## PAGINATEKST
━━━━━━
3.5. Sinds 1 september 1997 is met betrekking tot de studiepunten in verband
met deelname aan disputen weer een nieuwe regeling van kracht. Er worden
geen
studiepunten meer toegekend op grond van het louter actief deelnemen in
een
dispuut. Wel worden studiepunten toegekend aan individuele studenten op
grond
van een door hen jaarlijks in te dienen schriftelijk programmatisch voorstel
dat goedgekeurd is door de Vaste Commissie van de Toelating en de Examens
(VCTE).
De VCTE toetst het ingediende programma op de volgende punten:
a. Het ingediende programma dient uitstekende mogelijkheden te bieden voor
de integratie van wetenschappelijk bezig zijn en eigen persoonlijk
geloofsleven.
b. Van het ingediende programma dient een studievernieuwende werking uit
te
gaan.
c. Het ingediende programma dient duidelijk bij te dragen aan de onderlinge
samenhang van de verschillende studie-onderdelen van de theologiestudie.
d. Het ingediende programma dient de theologie in breed perspectief te
benaderen en erop gericht te zijn de persoonlijke blik te verruimen.
e. Het ingediende programma dient een omvang te vertegenwoordigen van twee
studiepunten (80 uur).
Na afloop van het studiejaar legt de student een schriftelijk produkt van
hetgeen hij/zij heeft gedaan over. Wanneer dit verslag naar het oordeel
van
de VCTE als voldoende wordt beoordeeld, wordt een tentamenbriefje getekend.
Daarbij wordt niet langer gelet op participatie in disputen, maar op de
inhoud van het programma, dat moet voldoen aan bepaalde inhoudelijke eisen,
waarbij het individuele aandeel van de betreffende student duidelijk moet
zijn.
Het feit dat een bepaalde activiteit geschiedt vanuit een
specifieke benadering van homoseksualiteit, hoeft geen
belemmering te vormen om het programma-onderdeel te erkennen.
De standpunten van partijen
3.6. Verzoekster stelt het volgende.
━━━━━━
## ONBEWERKTE RECORDS
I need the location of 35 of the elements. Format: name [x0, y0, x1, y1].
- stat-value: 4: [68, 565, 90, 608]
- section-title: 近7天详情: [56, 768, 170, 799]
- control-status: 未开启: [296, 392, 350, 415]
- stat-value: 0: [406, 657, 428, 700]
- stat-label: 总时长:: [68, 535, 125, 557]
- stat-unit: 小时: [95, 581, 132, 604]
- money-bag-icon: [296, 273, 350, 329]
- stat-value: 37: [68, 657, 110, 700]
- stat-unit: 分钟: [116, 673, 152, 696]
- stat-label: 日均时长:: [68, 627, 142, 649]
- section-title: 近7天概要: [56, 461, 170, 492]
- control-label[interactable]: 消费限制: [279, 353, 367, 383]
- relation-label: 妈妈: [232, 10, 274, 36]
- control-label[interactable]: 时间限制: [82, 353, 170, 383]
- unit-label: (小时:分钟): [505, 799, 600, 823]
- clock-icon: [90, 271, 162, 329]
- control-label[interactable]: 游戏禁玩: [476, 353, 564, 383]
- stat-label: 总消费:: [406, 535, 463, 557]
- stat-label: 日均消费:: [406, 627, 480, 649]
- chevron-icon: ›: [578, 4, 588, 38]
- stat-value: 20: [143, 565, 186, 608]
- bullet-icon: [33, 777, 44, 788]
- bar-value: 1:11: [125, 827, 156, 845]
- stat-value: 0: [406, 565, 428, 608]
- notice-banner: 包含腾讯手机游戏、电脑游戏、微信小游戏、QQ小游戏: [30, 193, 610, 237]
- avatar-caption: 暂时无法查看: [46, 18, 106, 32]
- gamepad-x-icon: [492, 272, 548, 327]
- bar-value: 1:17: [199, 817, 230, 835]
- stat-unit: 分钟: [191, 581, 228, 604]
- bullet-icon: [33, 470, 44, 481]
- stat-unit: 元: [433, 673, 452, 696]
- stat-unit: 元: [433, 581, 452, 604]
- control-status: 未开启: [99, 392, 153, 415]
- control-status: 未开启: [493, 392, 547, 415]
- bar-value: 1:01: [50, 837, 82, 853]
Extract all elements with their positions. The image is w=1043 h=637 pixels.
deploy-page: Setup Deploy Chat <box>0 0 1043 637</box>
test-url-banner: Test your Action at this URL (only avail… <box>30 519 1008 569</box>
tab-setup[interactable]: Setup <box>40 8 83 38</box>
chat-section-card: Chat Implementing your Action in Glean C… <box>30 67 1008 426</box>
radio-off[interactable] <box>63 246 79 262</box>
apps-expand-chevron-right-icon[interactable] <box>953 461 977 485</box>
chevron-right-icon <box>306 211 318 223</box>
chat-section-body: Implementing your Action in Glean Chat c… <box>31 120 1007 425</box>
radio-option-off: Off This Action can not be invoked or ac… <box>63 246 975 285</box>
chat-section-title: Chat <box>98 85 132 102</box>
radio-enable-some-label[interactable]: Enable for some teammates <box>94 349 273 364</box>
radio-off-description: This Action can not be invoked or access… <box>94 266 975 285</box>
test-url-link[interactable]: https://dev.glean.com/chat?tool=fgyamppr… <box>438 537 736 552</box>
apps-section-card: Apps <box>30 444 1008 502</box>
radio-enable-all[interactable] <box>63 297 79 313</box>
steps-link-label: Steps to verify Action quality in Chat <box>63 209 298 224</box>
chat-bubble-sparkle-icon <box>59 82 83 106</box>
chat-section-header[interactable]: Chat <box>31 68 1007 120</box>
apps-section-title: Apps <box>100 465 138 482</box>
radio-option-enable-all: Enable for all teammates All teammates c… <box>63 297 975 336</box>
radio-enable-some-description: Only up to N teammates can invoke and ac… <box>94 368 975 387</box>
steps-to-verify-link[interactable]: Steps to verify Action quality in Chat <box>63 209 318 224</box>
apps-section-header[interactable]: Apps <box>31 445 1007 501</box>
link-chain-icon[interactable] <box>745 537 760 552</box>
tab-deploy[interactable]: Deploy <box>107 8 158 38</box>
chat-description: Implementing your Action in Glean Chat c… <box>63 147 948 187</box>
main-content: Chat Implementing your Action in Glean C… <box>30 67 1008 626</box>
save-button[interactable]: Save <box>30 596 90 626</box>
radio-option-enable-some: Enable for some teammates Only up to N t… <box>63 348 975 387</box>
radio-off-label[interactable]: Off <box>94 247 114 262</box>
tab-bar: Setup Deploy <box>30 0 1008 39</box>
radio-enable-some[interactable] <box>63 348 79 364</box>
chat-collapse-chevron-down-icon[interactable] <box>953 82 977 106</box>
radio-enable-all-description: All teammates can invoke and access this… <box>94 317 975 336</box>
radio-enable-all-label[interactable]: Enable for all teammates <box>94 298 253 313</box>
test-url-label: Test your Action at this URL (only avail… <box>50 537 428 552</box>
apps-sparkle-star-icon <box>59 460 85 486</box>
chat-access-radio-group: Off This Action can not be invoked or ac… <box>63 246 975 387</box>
━━━━━━
## UIT TE VOEREN
A. Beantwoord op basis van de tekst over de studiepuntenregeling de volgende vragen:
(i) Sinds welke datum is de nieuwe regeling van kracht?
(ii) Welke omvang moet het ingediende programma vertegenwoordigen?
(iii) Wat gebeurt er wanneer de VCTE het verslag als voldoende beoordeelt?
B. Som alle punten op waarop de VCTE volgens de tekst over de studiepuntenregeling het ingediende programma toetst.
C. Schrijf het vervolg van de tekst over de studiepuntenregeling, aansluitend op de laatste zin.
De records staan los van de tekst over de studiepuntenregeling.

## ANTWOORDEN PER OPDRACHT
A.
(i) Sinds 1 september 1997.
(ii) Twee studiepunten (80 uur).
(iii) Dan wordt er een tentamenbriefje getekend.

B.
a. Het programma moet uitstekende mogelijkheden bieden voor de integratie van wetenschappelijk bezig zijn en het eigen persoonlijk geloofsleven.
b. Van het programma moet een studievernieuwende werking uitgaan.
c. Het programma moet duidelijk bijdragen aan de onderlinge samenhang van de verschillende studieonderdelen van de theologiestudie.
d. Het programma moet de theologie in breed perspectief benaderen en erop gericht zijn de persoonlijke blik te verruimen.
e. Het programma moet een omvang van twee studiepunten (80 uur) vertegenwoordigen.

C.
De wederpartij maakt in de regeling zoals die voor 1996-1997 heeft gegolden
onderscheid naar homoseksuele gerichtheid als bedoeld in de AWGB, door
de
disputen Sint Sebastiaan en Sappho niet langer te erkennen en geen
studiepunten meer voor deelname aan de activiteiten van deze disputen te
verlenen.
De stelling, dat de beide homodisputen in tegenstelling tot de andere
disputen nooit erkend zijn geweest, is onjuist. Geen van de disputen heeft
ooit officieel om erkenning gevraagd. Aangezien de wederpartij niet betwist
dat de andere disputen worden erkend, betekent dit dat Sint Sebastiaan
en
Sappho ook erkend zijn.
Erkenning van een dispuut door de Faculteit der Godgeleerdheid betekent
bovendien automatisch erkenning door de wederpartij.
De stelling dat de homodisputen niet erkend zouden zijn is
overigens pas naar voren gebracht nadat er ophef was ontstaan over het
niet
langer toekennen van studiepunten voor deelname hieraan.
Het is niet duidelijk wat de sinds 1 september 1997 geldende regeling in
praktijk inhoudt, temeer niet daar de regeling zoals aangekondigd in de
brief
van 4 februari 1997 nooit expliciet is ingetrokken. Het verzoek richt zich
daarom tegen de regeling zoals aangekondigd is in de brief van 4 februari
1997.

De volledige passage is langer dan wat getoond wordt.